Stated problem:
Each line below should be quoted exactly, please.

Dataset excerpt
---
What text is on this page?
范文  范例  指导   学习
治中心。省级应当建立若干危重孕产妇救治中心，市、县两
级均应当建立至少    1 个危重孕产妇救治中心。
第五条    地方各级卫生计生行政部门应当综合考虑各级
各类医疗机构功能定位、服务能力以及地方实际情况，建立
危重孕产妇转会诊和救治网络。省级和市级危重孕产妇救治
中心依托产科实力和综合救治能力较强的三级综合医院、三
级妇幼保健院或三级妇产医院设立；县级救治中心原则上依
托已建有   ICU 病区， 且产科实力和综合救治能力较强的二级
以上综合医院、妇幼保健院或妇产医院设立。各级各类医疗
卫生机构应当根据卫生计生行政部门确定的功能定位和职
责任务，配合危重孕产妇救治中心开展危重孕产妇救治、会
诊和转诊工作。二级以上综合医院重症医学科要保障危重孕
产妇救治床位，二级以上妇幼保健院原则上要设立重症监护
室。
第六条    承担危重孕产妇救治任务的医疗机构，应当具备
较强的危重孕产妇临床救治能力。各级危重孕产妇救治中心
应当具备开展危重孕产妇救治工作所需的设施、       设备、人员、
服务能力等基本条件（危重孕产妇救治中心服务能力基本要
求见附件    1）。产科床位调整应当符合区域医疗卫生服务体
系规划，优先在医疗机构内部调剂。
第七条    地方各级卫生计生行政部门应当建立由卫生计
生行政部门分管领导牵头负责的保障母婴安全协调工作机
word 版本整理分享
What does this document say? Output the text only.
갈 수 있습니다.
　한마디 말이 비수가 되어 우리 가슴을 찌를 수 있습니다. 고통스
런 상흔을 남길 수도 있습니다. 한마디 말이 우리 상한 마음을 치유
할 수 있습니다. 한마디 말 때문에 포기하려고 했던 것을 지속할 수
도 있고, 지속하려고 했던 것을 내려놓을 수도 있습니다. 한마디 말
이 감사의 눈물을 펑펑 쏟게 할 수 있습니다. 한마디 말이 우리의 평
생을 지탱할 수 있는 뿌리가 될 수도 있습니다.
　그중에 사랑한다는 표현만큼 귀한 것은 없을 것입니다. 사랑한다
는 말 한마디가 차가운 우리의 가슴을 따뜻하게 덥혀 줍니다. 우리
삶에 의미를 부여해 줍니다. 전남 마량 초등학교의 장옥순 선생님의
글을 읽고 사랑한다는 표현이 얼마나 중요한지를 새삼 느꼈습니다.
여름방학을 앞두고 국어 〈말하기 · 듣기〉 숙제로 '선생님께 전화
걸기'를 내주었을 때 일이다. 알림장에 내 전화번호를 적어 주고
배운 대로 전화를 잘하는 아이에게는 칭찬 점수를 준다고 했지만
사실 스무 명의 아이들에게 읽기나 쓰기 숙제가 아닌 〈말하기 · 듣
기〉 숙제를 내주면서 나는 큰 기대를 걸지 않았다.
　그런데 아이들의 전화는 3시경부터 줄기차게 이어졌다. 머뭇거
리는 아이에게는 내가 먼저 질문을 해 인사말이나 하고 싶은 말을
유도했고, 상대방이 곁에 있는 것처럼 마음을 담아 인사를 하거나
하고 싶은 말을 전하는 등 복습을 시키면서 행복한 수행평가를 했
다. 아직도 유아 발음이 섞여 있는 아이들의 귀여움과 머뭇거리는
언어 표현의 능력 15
---
Exercise response:
What text is on this page?
范文  范例  指导   学习
治中心。省级应当建立若干危重孕产妇救治中心，市、县两
级均应当建立至少    1 个危重孕产妇救治中心。
第五条    地方各级卫生计生行政部门应当综合考虑各级
各类医疗机构功能定位、服务能力以及地方实际情况，建立
危重孕产妇转会诊和救治网络。省级和市级危重孕产妇救治
中心依托产科实力和综合救治能力较强的三级综合医院、三
级妇幼保健院或三级妇产医院设立；县级救治中心原则上依
托已建有   ICU 病区， 且产科实力和综合救治能力较强的二级
以上综合医院、妇幼保健院或妇产医院设立。各级各类医疗
卫生机构应当根据卫生计生行政部门确定的功能定位和职
责任务，配合危重孕产妇救治中心开展危重孕产妇救治、会
诊和转诊工作。二级以上综合医院重症医学科要保障危重孕
产妇救治床位，二级以上妇幼保健院原则上要设立重症监护
室。
第六条    承担危重孕产妇救治任务的医疗机构，应当具备
较强的危重孕产妇临床救治能力。各级危重孕产妇救治中心
应当具备开展危重孕产妇救治工作所需的设施、       设备、人员、
服务能力等基本条件（危重孕产妇救治中心服务能力基本要
求见附件    1）。产科床位调整应当符合区域医疗卫生服务体
系规划，优先在医疗机构内部调剂。
第七条    地方各级卫生计生行政部门应当建立由卫生计
生行政部门分管领导牵头负责的保障母婴安全协调工作机
word 版本整理分享
What does this document say? Output the text only.
갈 수 있습니다.
　한마디 말이 비수가 되어 우리 가슴을 찌를 수 있습니다. 고통스
런 상흔을 남길 수도 있습니다. 한마디 말이 우리 상한 마음을 치유
할 수 있습니다. 한마디 말 때문에 포기하려고 했던 것을 지속할 수
도 있고, 지속하려고 했던 것을 내려놓을 수도 있습니다. 한마디 말
이 감사의 눈물을 펑펑 쏟게 할 수 있습니다. 한마디 말이 우리의 평
생을 지탱할 수 있는 뿌리가 될 수도 있습니다.
　그중에 사랑한다는 표현만큼 귀한 것은 없을 것입니다. 사랑한다
는 말 한마디가 차가운 우리의 가슴을 따뜻하게 덥혀 줍니다. 우리
삶에 의미를 부여해 줍니다. 전남 마량 초등학교의 장옥순 선생님의
글을 읽고 사랑한다는 표현이 얼마나 중요한지를 새삼 느꼈습니다.
여름방학을 앞두고 국어 〈말하기 · 듣기〉 숙제로 '선생님께 전화
걸기'를 내주었을 때 일이다. 알림장에 내 전화번호를 적어 주고
배운 대로 전화를 잘하는 아이에게는 칭찬 점수를 준다고 했지만
사실 스무 명의 아이들에게 읽기나 쓰기 숙제가 아닌 〈말하기 · 듣
기〉 숙제를 내주면서 나는 큰 기대를 걸지 않았다.
　그런데 아이들의 전화는 3시경부터 줄기차게 이어졌다. 머뭇거
리는 아이에게는 내가 먼저 질문을 해 인사말이나 하고 싶은 말을
유도했고, 상대방이 곁에 있는 것처럼 마음을 담아 인사를 하거나
하고 싶은 말을 전하는 등 복습을 시키면서 행복한 수행평가를 했
다. 아직도 유아 발음이 섞여 있는 아이들의 귀여움과 머뭇거리는
언어 표현의 능력 15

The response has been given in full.